WHAT YOU ARE ASKED TO DO:
Below are records to transcribe exactly, without their pictures.

EXTRACTED DATA:
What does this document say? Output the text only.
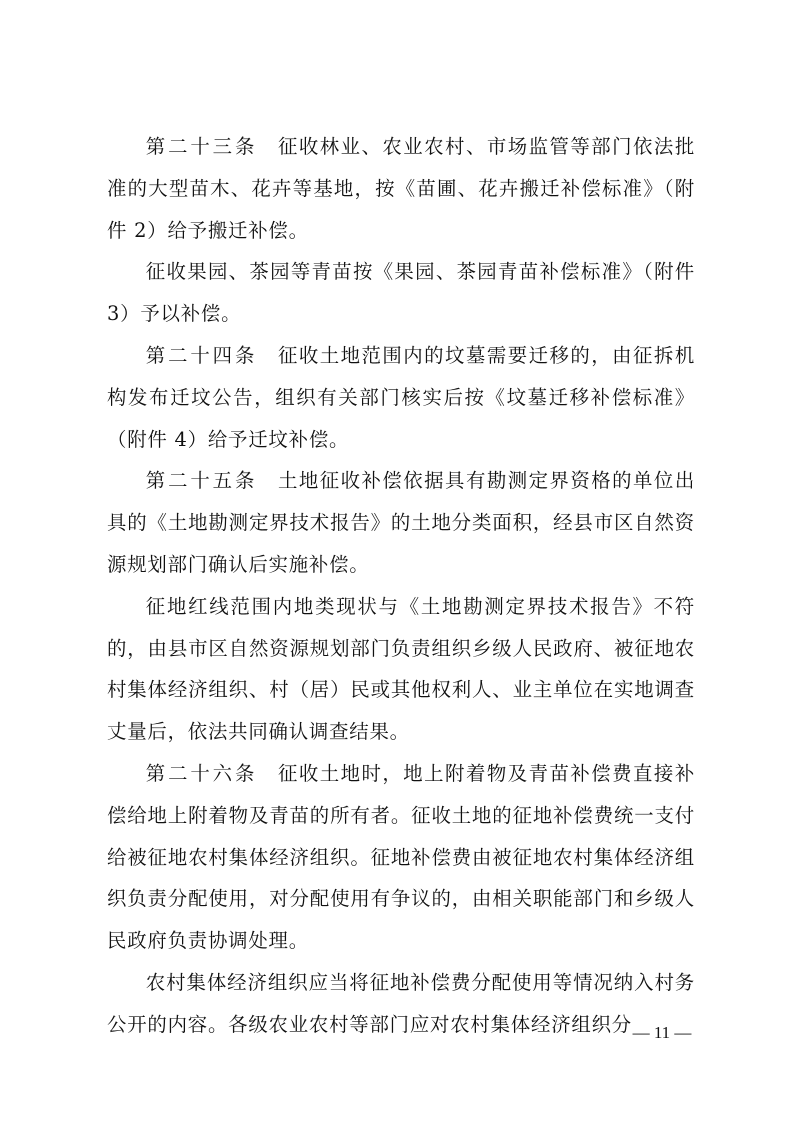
第二十三条 征收林业、农业农村、市场监管等部门依法批准的大型苗木、花卉等基地，按《苗圃、花卉搬迁补偿标准》（附件 2）给予搬迁补偿。

征收果园、茶园等青苗按《果园、茶园青苗补偿标准》（附件 3）予以补偿。

第二十四条 征收土地范围内的坟墓需要迁移的，由征拆机构发布迁坟公告，组织有关部门核实后按《坟墓迁移补偿标准》（附件 4）给予迁坟补偿。

第二十五条 土地征收补偿依据具有勘测定界资格的单位出具的《土地勘测定界技术报告》的土地分类面积，经县市区自然资源规划部门确认后实施补偿。

征地红线范围内地类现状与《土地勘测定界技术报告》不符的，由县市区自然资源规划部门负责组织乡级人民政府、被征地农村集体经济组织、村（居）民或其他权利人、业主单位在实地调查丈量后，依法共同确认调查结果。

第二十六条 征收土地时，地上附着物及青苗补偿费直接补偿给地上附着物及青苗的所有者。征收土地的征地补偿费统一支付给被征地农村集体经济组织。征地补偿费由被征地农村集体经济组织负责分配使用，对分配使用有争议的，由相关职能部门和乡级人民政府负责协调处理。

农村集体经济组织应当将征地补偿费分配使用等情况纳入村务公开的内容。各级农业农村等部门应对农村集体经济组织分 — 11 —
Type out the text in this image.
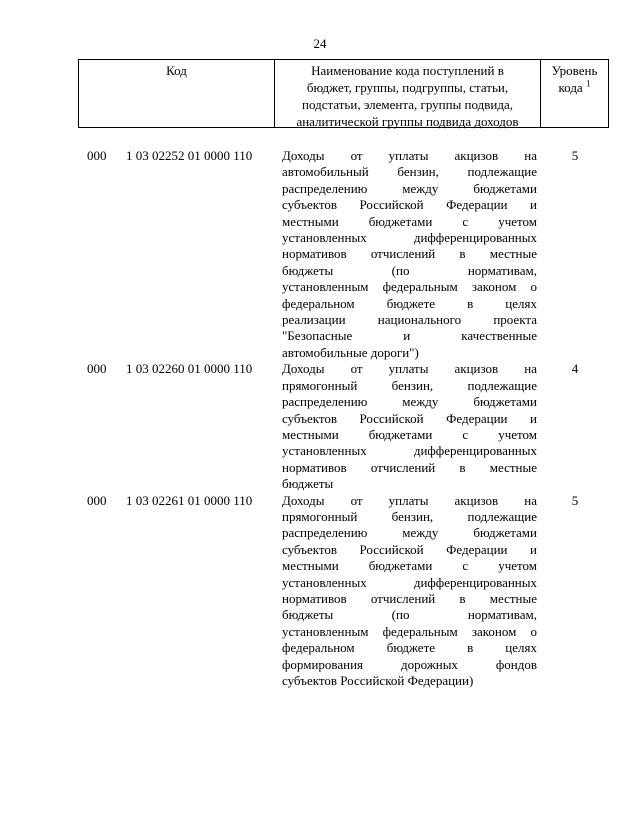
24
Код	Наименование кода поступлений в
бюджет, группы, подгруппы, статьи,
подстатьи, элемента, группы подвида,
аналитической группы подвида доходов
Уровень
кода $^1$
000	1 03 02252 01 0000 110	Доходы от уплаты акцизов на
автомобильный бензин, подлежащие
распределению между бюджетами
субъектов Российской Федерации и
местными бюджетами с учетом
установленных дифференцированных
нормативов отчислений в местные
бюджеты (по нормативам,
установленным федеральным законом о
федеральном бюджете в целях
реализации национального проекта
"Безопасные и качественные
автомобильные дороги")
5
000	1 03 02260 01 0000 110	Доходы от уплаты акцизов на
прямогонный бензин, подлежащие
распределению между бюджетами
субъектов Российской Федерации и
местными бюджетами с учетом
установленных дифференцированных
нормативов отчислений в местные
бюджеты
4
000	1 03 02261 01 0000 110	Доходы от уплаты акцизов на
прямогонный бензин, подлежащие
распределению между бюджетами
субъектов Российской Федерации и
местными бюджетами с учетом
установленных дифференцированных
нормативов отчислений в местные
бюджеты (по нормативам,
установленным федеральным законом о
федеральном бюджете в целях
формирования дорожных фондов
субъектов Российской Федерации)
5
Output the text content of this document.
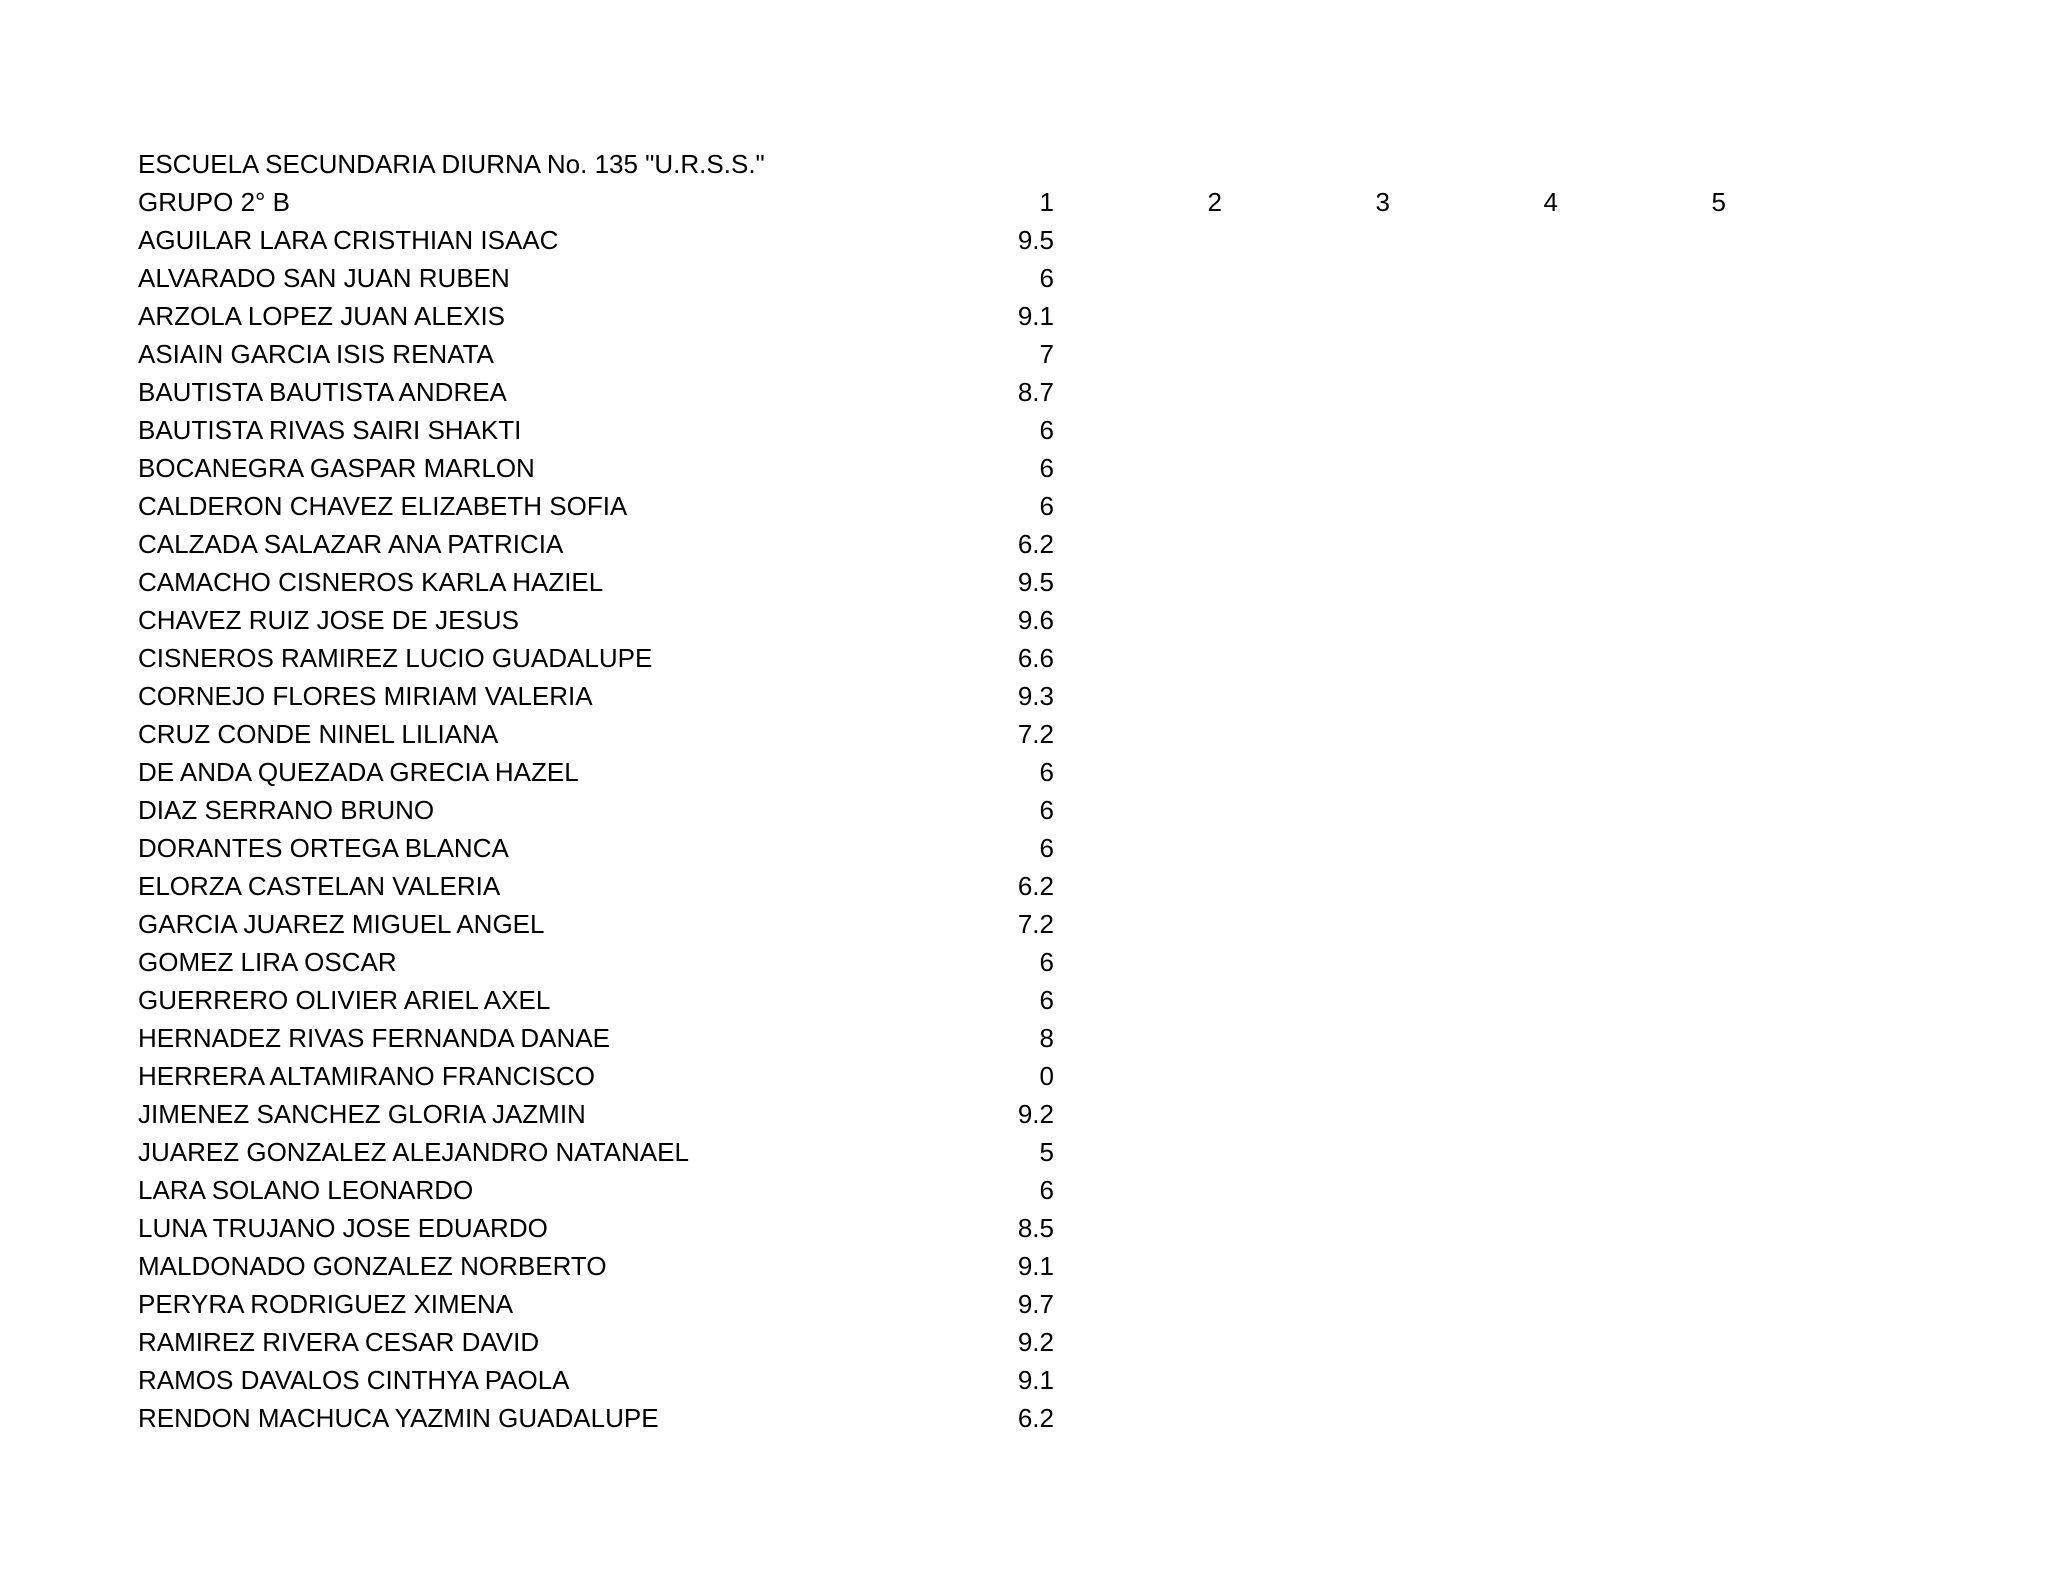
ESCUELA SECUNDARIA DIURNA No. 135 "U.R.S.S."
GRUPO 2° B	1	2	3	4	5
AGUILAR LARA CRISTHIAN ISAAC	9.5
ALVARADO SAN JUAN RUBEN	6
ARZOLA LOPEZ JUAN ALEXIS	9.1
ASIAIN GARCIA ISIS RENATA	7
BAUTISTA BAUTISTA ANDREA	8.7
BAUTISTA RIVAS SAIRI SHAKTI	6
BOCANEGRA GASPAR MARLON	6
CALDERON CHAVEZ ELIZABETH SOFIA	6
CALZADA SALAZAR ANA PATRICIA	6.2
CAMACHO CISNEROS KARLA HAZIEL	9.5
CHAVEZ RUIZ JOSE DE JESUS	9.6
CISNEROS RAMIREZ LUCIO GUADALUPE	6.6
CORNEJO FLORES MIRIAM VALERIA	9.3
CRUZ CONDE NINEL LILIANA	7.2
DE ANDA QUEZADA GRECIA HAZEL	6
DIAZ SERRANO BRUNO	6
DORANTES ORTEGA BLANCA	6
ELORZA CASTELAN VALERIA	6.2
GARCIA JUAREZ MIGUEL ANGEL	7.2
GOMEZ LIRA OSCAR	6
GUERRERO OLIVIER ARIEL AXEL	6
HERNADEZ RIVAS FERNANDA DANAE	8
HERRERA ALTAMIRANO FRANCISCO	0
JIMENEZ SANCHEZ GLORIA JAZMIN	9.2
JUAREZ GONZALEZ ALEJANDRO NATANAEL	5
LARA SOLANO LEONARDO	6
LUNA TRUJANO JOSE EDUARDO	8.5
MALDONADO GONZALEZ NORBERTO	9.1
PERYRA RODRIGUEZ XIMENA	9.7
RAMIREZ RIVERA CESAR DAVID	9.2
RAMOS DAVALOS CINTHYA PAOLA	9.1
RENDON MACHUCA YAZMIN GUADALUPE	6.2
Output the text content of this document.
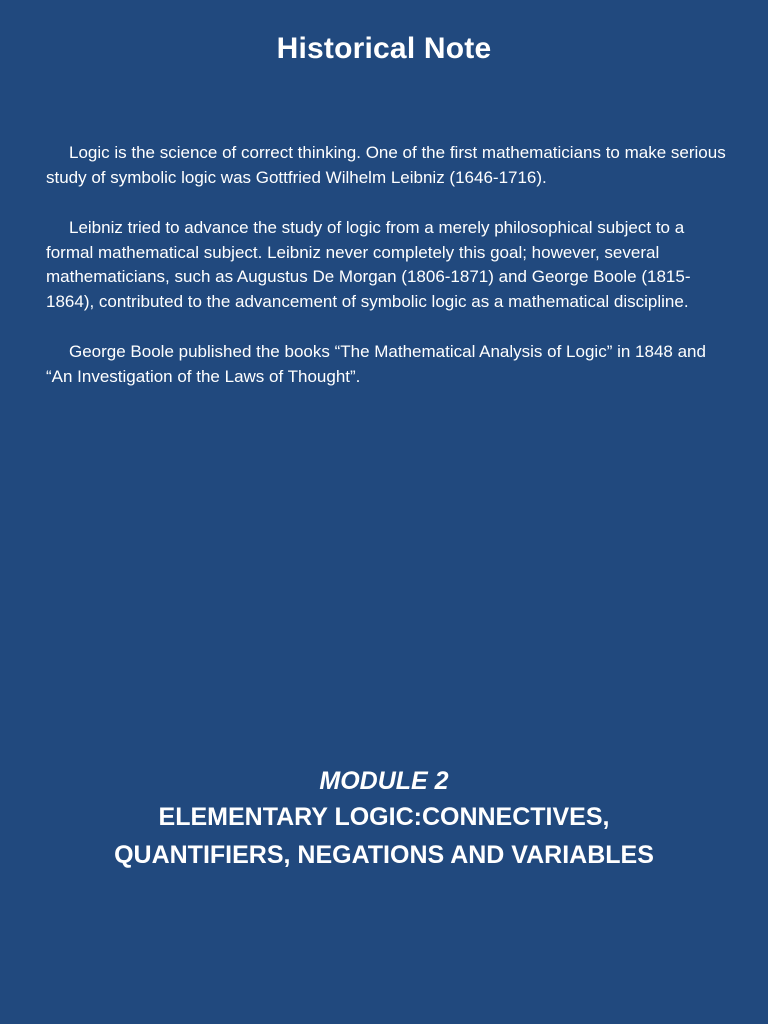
Historical Note

Logic is the science of correct thinking. One of the first mathematicians to make serious study of symbolic logic was Gottfried Wilhelm Leibniz (1646-1716).

Leibniz tried to advance the study of logic from a merely philosophical subject to a formal mathematical subject. Leibniz never completely this goal; however, several mathematicians, such as Augustus De Morgan (1806-1871) and George Boole (1815-1864), contributed to the advancement of symbolic logic as a mathematical discipline.

George Boole published the books “The Mathematical Analysis of Logic” in 1848 and “An Investigation of the Laws of Thought”.

MODULE 2

ELEMENTARY LOGIC:CONNECTIVES,

QUANTIFIERS, NEGATIONS AND VARIABLES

SOLUTION TO THIS EXERCISE:
What does this document say? Output the text only.
第二十三条 征收林业、农业农村、市场监管等部门依法批准的大型苗木、花卉等基地，按《苗圃、花卉搬迁补偿标准》（附件 2）给予搬迁补偿。

征收果园、茶园等青苗按《果园、茶园青苗补偿标准》（附件 3）予以补偿。

第二十四条 征收土地范围内的坟墓需要迁移的，由征拆机构发布迁坟公告，组织有关部门核实后按《坟墓迁移补偿标准》（附件 4）给予迁坟补偿。

第二十五条 土地征收补偿依据具有勘测定界资格的单位出具的《土地勘测定界技术报告》的土地分类面积，经县市区自然资源规划部门确认后实施补偿。

征地红线范围内地类现状与《土地勘测定界技术报告》不符的，由县市区自然资源规划部门负责组织乡级人民政府、被征地农村集体经济组织、村（居）民或其他权利人、业主单位在实地调查丈量后，依法共同确认调查结果。

第二十六条 征收土地时，地上附着物及青苗补偿费直接补偿给地上附着物及青苗的所有者。征收土地的征地补偿费统一支付给被征地农村集体经济组织。征地补偿费由被征地农村集体经济组织负责分配使用，对分配使用有争议的，由相关职能部门和乡级人民政府负责协调处理。

农村集体经济组织应当将征地补偿费分配使用等情况纳入村务公开的内容。各级农业农村等部门应对农村集体经济组织分 — 11 —
Type out the text in this image.
24
Код	Наименование кода поступлений в
бюджет, группы, подгруппы, статьи,
подстатьи, элемента, группы подвида,
аналитической группы подвида доходов
Уровень
кода $^1$
000	1 03 02252 01 0000 110	Доходы от уплаты акцизов на
автомобильный бензин, подлежащие
распределению между бюджетами
субъектов Российской Федерации и
местными бюджетами с учетом
установленных дифференцированных
нормативов отчислений в местные
бюджеты (по нормативам,
установленным федеральным законом о
федеральном бюджете в целях
реализации национального проекта
"Безопасные и качественные
автомобильные дороги")
5
000	1 03 02260 01 0000 110	Доходы от уплаты акцизов на
прямогонный бензин, подлежащие
распределению между бюджетами
субъектов Российской Федерации и
местными бюджетами с учетом
установленных дифференцированных
нормативов отчислений в местные
бюджеты
4
000	1 03 02261 01 0000 110	Доходы от уплаты акцизов на
прямогонный бензин, подлежащие
распределению между бюджетами
субъектов Российской Федерации и
местными бюджетами с учетом
установленных дифференцированных
нормативов отчислений в местные
бюджеты (по нормативам,
установленным федеральным законом о
федеральном бюджете в целях
формирования дорожных фондов
субъектов Российской Федерации)
5
Output the text content of this document.
ESCUELA SECUNDARIA DIURNA No. 135 "U.R.S.S."
GRUPO 2° B	1	2	3	4	5
AGUILAR LARA CRISTHIAN ISAAC	9.5
ALVARADO SAN JUAN RUBEN	6
ARZOLA LOPEZ JUAN ALEXIS	9.1
ASIAIN GARCIA ISIS RENATA	7
BAUTISTA BAUTISTA ANDREA	8.7
BAUTISTA RIVAS SAIRI SHAKTI	6
BOCANEGRA GASPAR MARLON	6
CALDERON CHAVEZ ELIZABETH SOFIA	6
CALZADA SALAZAR ANA PATRICIA	6.2
CAMACHO CISNEROS KARLA HAZIEL	9.5
CHAVEZ RUIZ JOSE DE JESUS	9.6
CISNEROS RAMIREZ LUCIO GUADALUPE	6.6
CORNEJO FLORES MIRIAM VALERIA	9.3
CRUZ CONDE NINEL LILIANA	7.2
DE ANDA QUEZADA GRECIA HAZEL	6
DIAZ SERRANO BRUNO	6
DORANTES ORTEGA BLANCA	6
ELORZA CASTELAN VALERIA	6.2
GARCIA JUAREZ MIGUEL ANGEL	7.2
GOMEZ LIRA OSCAR	6
GUERRERO OLIVIER ARIEL AXEL	6
HERNADEZ RIVAS FERNANDA DANAE	8
HERRERA ALTAMIRANO FRANCISCO	0
JIMENEZ SANCHEZ GLORIA JAZMIN	9.2
JUAREZ GONZALEZ ALEJANDRO NATANAEL	5
LARA SOLANO LEONARDO	6
LUNA TRUJANO JOSE EDUARDO	8.5
MALDONADO GONZALEZ NORBERTO	9.1
PERYRA RODRIGUEZ XIMENA	9.7
RAMIREZ RIVERA CESAR DAVID	9.2
RAMOS DAVALOS CINTHYA PAOLA	9.1
RENDON MACHUCA YAZMIN GUADALUPE	6.2
Output the text content of this document.
Historical Note

Logic is the science of correct thinking. One of the first mathematicians to make serious study of symbolic logic was Gottfried Wilhelm Leibniz (1646-1716).

Leibniz tried to advance the study of logic from a merely philosophical subject to a formal mathematical subject. Leibniz never completely this goal; however, several mathematicians, such as Augustus De Morgan (1806-1871) and George Boole (1815-1864), contributed to the advancement of symbolic logic as a mathematical discipline.

George Boole published the books “The Mathematical Analysis of Logic” in 1848 and “An Investigation of the Laws of Thought”.

MODULE 2

ELEMENTARY LOGIC:CONNECTIVES,

QUANTIFIERS, NEGATIONS AND VARIABLES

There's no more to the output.